> **Your objective**: Copy each line with the word "AliciaMBentley" in it.

## BEGIN Records supplied

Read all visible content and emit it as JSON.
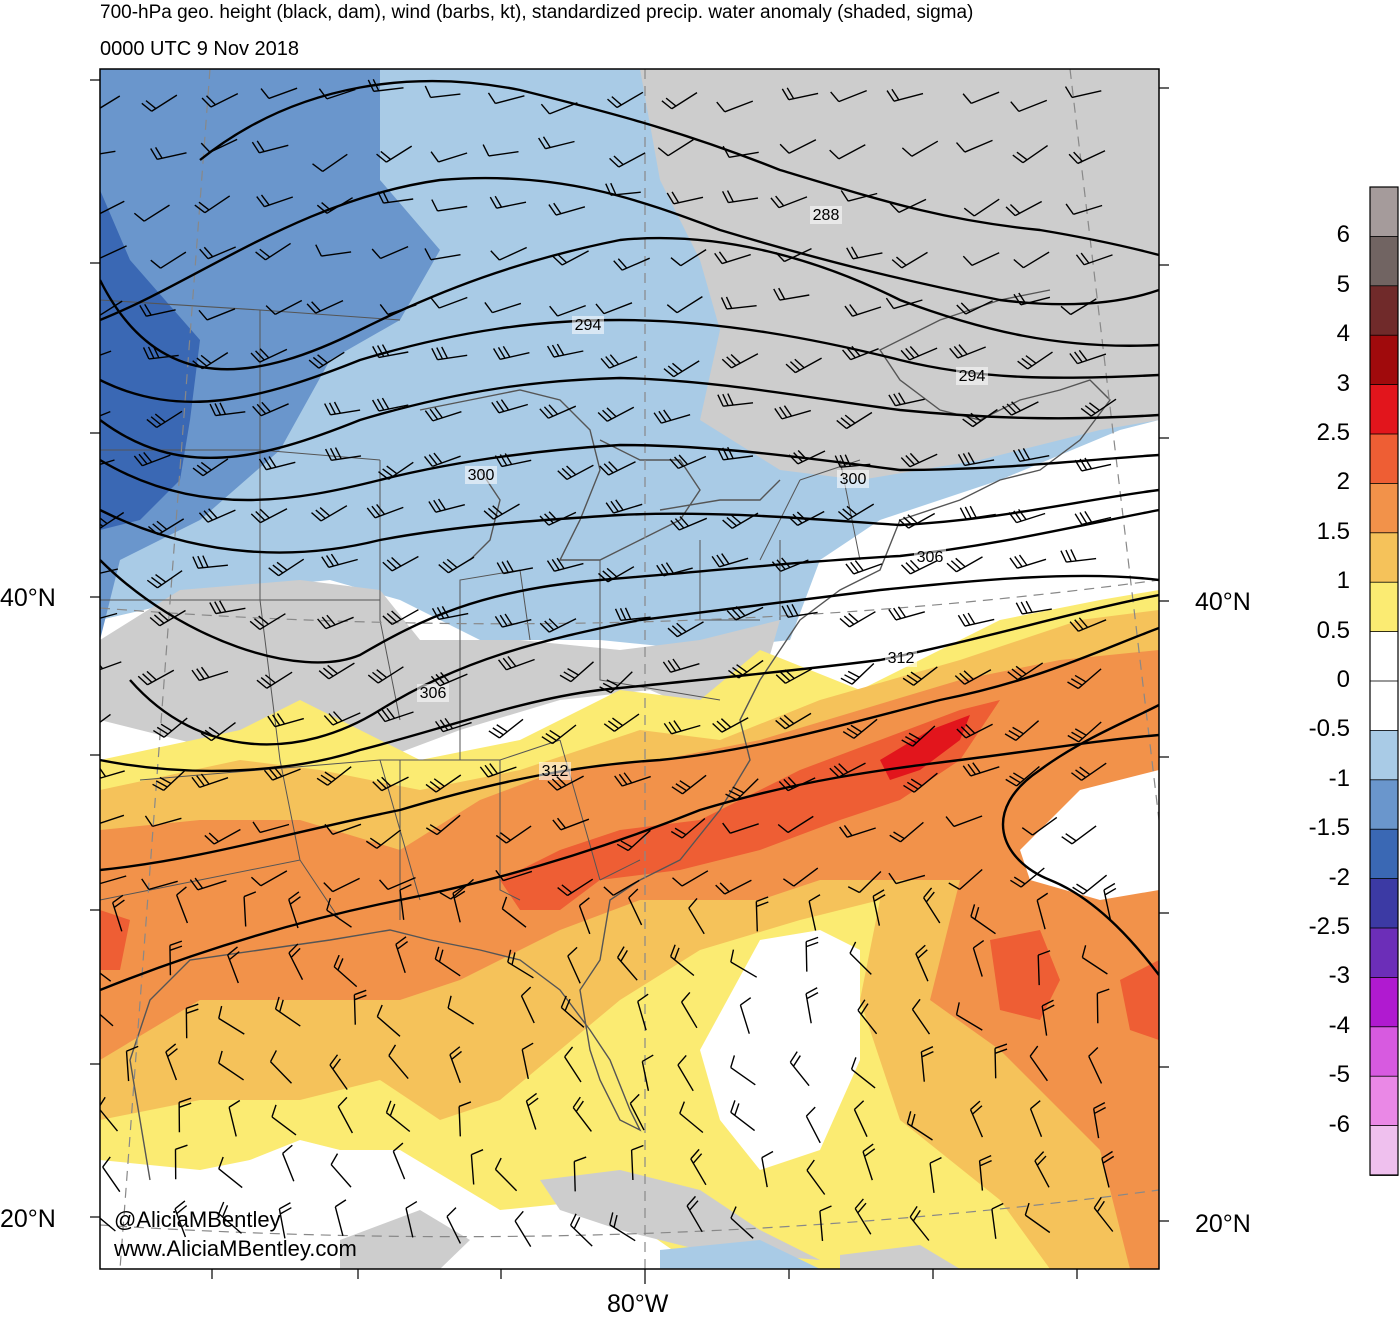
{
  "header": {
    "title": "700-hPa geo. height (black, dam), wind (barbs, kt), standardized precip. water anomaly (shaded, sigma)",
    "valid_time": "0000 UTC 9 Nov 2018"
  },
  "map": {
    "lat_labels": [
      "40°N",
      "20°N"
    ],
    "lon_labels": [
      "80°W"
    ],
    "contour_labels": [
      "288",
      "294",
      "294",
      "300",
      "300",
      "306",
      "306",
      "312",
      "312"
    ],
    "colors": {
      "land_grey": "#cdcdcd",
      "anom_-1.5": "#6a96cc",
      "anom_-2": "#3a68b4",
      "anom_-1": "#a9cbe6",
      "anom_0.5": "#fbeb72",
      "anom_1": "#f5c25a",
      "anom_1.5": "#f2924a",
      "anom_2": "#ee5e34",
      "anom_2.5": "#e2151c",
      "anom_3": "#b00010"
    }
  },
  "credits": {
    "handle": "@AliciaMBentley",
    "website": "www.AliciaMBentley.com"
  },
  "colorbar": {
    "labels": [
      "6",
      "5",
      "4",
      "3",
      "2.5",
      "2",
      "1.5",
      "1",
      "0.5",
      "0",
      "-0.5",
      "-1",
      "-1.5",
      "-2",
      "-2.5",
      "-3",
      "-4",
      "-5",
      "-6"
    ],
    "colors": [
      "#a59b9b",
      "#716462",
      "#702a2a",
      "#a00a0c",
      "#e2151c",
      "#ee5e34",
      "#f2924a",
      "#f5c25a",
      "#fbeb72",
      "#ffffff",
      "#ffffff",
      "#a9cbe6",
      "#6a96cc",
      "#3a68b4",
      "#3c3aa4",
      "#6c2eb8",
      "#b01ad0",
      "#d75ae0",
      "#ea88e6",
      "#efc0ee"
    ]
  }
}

## END Records supplied

> **Exercise result**:
    "handle": "@AliciaMBentley",
    "website": "www.AliciaMBentley.com"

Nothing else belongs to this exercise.